━━━ Material for the task
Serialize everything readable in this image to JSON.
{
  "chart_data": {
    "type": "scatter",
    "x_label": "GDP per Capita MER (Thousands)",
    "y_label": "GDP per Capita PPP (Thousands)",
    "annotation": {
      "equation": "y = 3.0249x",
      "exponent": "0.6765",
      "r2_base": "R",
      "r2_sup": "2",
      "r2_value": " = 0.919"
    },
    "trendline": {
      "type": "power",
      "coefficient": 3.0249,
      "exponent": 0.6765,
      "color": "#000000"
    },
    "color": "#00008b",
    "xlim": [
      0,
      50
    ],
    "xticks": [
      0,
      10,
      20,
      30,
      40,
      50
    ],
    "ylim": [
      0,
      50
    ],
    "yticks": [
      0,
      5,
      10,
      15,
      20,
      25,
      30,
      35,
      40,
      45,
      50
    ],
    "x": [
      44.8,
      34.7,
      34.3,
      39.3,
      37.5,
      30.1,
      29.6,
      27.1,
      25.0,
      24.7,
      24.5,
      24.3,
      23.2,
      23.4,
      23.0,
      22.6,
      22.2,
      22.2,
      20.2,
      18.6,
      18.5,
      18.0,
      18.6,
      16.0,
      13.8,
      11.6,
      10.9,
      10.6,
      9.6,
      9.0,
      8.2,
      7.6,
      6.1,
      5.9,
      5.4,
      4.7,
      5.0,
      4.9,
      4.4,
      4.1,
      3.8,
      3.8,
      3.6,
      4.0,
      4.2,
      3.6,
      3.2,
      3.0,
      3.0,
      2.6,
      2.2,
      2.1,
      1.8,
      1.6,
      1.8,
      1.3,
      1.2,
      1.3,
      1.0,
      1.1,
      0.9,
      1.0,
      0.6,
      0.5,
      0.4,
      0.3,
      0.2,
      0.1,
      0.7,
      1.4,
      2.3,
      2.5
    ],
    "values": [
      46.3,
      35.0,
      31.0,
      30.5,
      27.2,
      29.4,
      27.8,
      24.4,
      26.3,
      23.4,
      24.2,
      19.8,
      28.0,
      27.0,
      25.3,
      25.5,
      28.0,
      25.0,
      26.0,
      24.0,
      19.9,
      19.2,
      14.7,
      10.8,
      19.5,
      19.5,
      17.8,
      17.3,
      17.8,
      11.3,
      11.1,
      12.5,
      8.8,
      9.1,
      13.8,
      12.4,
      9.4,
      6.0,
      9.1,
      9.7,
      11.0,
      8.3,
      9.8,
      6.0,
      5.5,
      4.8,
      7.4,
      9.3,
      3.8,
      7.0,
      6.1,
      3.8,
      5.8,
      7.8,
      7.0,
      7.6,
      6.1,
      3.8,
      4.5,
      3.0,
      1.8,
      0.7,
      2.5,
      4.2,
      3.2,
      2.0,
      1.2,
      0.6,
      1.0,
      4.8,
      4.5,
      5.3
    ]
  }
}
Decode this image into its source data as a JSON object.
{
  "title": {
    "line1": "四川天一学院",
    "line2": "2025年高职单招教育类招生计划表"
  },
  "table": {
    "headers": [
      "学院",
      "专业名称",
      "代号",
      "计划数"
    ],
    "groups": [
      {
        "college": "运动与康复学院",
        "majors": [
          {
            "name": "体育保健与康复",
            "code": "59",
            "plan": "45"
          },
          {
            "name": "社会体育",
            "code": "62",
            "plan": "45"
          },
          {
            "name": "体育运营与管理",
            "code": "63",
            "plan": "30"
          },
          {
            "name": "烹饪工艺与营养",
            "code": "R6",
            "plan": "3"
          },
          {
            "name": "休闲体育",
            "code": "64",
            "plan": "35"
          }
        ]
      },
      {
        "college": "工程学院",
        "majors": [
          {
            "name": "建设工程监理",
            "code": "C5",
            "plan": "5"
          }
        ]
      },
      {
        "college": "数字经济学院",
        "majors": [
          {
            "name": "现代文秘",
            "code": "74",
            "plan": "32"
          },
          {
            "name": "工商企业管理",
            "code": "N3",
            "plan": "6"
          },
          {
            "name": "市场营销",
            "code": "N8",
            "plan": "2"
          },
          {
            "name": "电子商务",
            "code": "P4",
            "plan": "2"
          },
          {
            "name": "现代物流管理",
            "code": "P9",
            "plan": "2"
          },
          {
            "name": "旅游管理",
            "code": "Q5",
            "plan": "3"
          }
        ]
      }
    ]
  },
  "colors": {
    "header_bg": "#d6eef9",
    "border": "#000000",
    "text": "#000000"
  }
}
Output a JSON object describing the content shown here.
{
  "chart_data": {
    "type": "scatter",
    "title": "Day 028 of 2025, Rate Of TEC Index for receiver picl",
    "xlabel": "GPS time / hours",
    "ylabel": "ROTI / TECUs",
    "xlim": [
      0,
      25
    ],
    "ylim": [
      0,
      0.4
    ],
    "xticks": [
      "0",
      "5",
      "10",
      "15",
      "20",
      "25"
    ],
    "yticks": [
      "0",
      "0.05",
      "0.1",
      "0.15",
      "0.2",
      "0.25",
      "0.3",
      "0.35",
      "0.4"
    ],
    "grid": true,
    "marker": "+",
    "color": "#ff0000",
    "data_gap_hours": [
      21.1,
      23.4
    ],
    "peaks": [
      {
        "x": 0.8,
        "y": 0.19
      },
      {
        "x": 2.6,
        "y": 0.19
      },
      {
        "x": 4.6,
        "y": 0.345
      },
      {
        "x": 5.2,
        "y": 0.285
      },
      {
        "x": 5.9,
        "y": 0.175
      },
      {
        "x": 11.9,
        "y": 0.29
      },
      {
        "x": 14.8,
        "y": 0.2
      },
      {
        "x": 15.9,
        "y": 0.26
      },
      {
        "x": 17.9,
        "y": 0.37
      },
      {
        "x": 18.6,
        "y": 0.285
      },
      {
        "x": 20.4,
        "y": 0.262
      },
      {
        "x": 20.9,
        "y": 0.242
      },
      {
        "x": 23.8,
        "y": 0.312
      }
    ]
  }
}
━━━━━━
Scan the data for the word "Capita" and copy every line where it shows up.

Answer for the task |
    "x_label": "GDP per Capita MER (Thousands)",
    "y_label": "GDP per Capita PPP (Thousands)",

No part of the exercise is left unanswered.